_CHALLENGE_
Make an exact copy of all the data.

_RAW RECORDS_
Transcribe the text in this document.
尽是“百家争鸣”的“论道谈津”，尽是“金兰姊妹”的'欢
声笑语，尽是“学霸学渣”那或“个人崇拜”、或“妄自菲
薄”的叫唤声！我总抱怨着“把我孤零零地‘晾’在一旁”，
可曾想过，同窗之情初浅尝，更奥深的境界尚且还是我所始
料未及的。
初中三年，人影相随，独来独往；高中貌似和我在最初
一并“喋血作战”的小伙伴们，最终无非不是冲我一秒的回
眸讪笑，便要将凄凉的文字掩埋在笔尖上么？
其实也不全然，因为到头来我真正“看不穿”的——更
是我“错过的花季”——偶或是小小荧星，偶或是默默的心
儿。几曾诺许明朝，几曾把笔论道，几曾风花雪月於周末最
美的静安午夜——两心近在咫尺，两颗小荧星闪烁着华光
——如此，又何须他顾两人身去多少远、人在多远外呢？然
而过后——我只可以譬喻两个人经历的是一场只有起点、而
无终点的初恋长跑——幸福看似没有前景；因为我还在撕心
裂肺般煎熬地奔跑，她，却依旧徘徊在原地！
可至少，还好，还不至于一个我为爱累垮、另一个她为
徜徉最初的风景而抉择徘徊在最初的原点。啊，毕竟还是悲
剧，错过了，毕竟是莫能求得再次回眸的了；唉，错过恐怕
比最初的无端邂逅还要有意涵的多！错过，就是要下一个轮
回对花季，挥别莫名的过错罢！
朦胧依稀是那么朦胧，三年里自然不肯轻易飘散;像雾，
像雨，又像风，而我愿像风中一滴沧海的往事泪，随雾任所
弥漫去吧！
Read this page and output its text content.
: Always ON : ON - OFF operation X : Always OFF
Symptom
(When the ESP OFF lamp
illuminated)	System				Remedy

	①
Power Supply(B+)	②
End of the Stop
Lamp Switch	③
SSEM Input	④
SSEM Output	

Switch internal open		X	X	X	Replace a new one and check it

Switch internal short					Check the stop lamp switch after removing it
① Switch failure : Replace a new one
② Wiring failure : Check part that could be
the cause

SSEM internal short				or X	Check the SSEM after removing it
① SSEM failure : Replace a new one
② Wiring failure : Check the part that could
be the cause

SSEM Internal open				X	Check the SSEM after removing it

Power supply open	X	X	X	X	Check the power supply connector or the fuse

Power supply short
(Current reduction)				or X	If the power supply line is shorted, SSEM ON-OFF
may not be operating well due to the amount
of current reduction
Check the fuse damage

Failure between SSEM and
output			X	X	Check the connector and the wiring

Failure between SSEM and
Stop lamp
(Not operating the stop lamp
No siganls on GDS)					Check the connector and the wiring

_EXERCISE SOLUTION_
Transcribe the text in this document.
尽是“百家争鸣”的“论道谈津”，尽是“金兰姊妹”的'欢
声笑语，尽是“学霸学渣”那或“个人崇拜”、或“妄自菲
薄”的叫唤声！我总抱怨着“把我孤零零地‘晾’在一旁”，
可曾想过，同窗之情初浅尝，更奥深的境界尚且还是我所始
料未及的。
初中三年，人影相随，独来独往；高中貌似和我在最初
一并“喋血作战”的小伙伴们，最终无非不是冲我一秒的回
眸讪笑，便要将凄凉的文字掩埋在笔尖上么？
其实也不全然，因为到头来我真正“看不穿”的——更
是我“错过的花季”——偶或是小小荧星，偶或是默默的心
儿。几曾诺许明朝，几曾把笔论道，几曾风花雪月於周末最
美的静安午夜——两心近在咫尺，两颗小荧星闪烁着华光
——如此，又何须他顾两人身去多少远、人在多远外呢？然
而过后——我只可以譬喻两个人经历的是一场只有起点、而
无终点的初恋长跑——幸福看似没有前景；因为我还在撕心
裂肺般煎熬地奔跑，她，却依旧徘徊在原地！
可至少，还好，还不至于一个我为爱累垮、另一个她为
徜徉最初的风景而抉择徘徊在最初的原点。啊，毕竟还是悲
剧，错过了，毕竟是莫能求得再次回眸的了；唉，错过恐怕
比最初的无端邂逅还要有意涵的多！错过，就是要下一个轮
回对花季，挥别莫名的过错罢！
朦胧依稀是那么朦胧，三年里自然不肯轻易飘散;像雾，
像雨，又像风，而我愿像风中一滴沧海的往事泪，随雾任所
弥漫去吧！
Read this page and output its text content.
: Always ON : ON - OFF operation X : Always OFF
Symptom
(When the ESP OFF lamp
illuminated)	System				Remedy

	①
Power Supply(B+)	②
End of the Stop
Lamp Switch	③
SSEM Input	④
SSEM Output	

Switch internal open		X	X	X	Replace a new one and check it

Switch internal short					Check the stop lamp switch after removing it
① Switch failure : Replace a new one
② Wiring failure : Check part that could be
the cause

SSEM internal short				or X	Check the SSEM after removing it
① SSEM failure : Replace a new one
② Wiring failure : Check the part that could
be the cause

SSEM Internal open				X	Check the SSEM after removing it

Power supply open	X	X	X	X	Check the power supply connector or the fuse

Power supply short
(Current reduction)				or X	If the power supply line is shorted, SSEM ON-OFF
may not be operating well due to the amount
of current reduction
Check the fuse damage

Failure between SSEM and
output			X	X	Check the connector and the wiring

Failure between SSEM and
Stop lamp
(Not operating the stop lamp
No siganls on GDS)					Check the connector and the wiring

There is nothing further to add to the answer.